[Dataset rows about figures]
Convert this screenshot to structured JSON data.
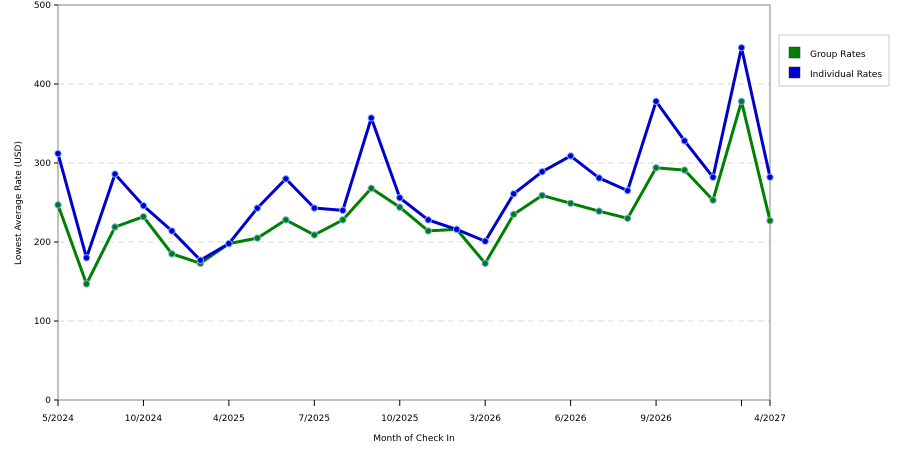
{
  "chart_data": {
    "type": "line",
    "title": "",
    "xlabel": "Month of Check In",
    "ylabel": "Lowest Average Rate (USD)",
    "ylim": [
      0,
      500
    ],
    "yticks": [
      0,
      100,
      200,
      300,
      400,
      500
    ],
    "grid": "horizontal dashed",
    "legend_position": "right",
    "x_tick_labels": [
      "5/2024",
      "10/2024",
      "4/2025",
      "7/2025",
      "10/2025",
      "3/2026",
      "6/2026",
      "9/2026",
      "",
      "4/2027"
    ],
    "x_tick_indices": [
      0,
      3,
      6,
      9,
      12,
      15,
      18,
      21,
      24,
      25
    ],
    "series": [
      {
        "name": "Group Rates",
        "color": "#008000",
        "values": [
          247,
          147,
          219,
          232,
          185,
          173,
          198,
          205,
          228,
          209,
          228,
          268,
          244,
          214,
          216,
          173,
          235,
          259,
          249,
          239,
          230,
          294,
          291,
          253,
          378,
          227
        ]
      },
      {
        "name": "Individual Rates",
        "color": "#0000cc",
        "values": [
          312,
          180,
          286,
          246,
          214,
          177,
          198,
          243,
          280,
          243,
          240,
          357,
          256,
          228,
          216,
          201,
          261,
          289,
          309,
          281,
          265,
          378,
          328,
          282,
          446,
          282
        ]
      }
    ]
  }
}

The exercise: Across the preceding material, how many lines contain the word "name"? State the number alone.

Output for this exercise: 2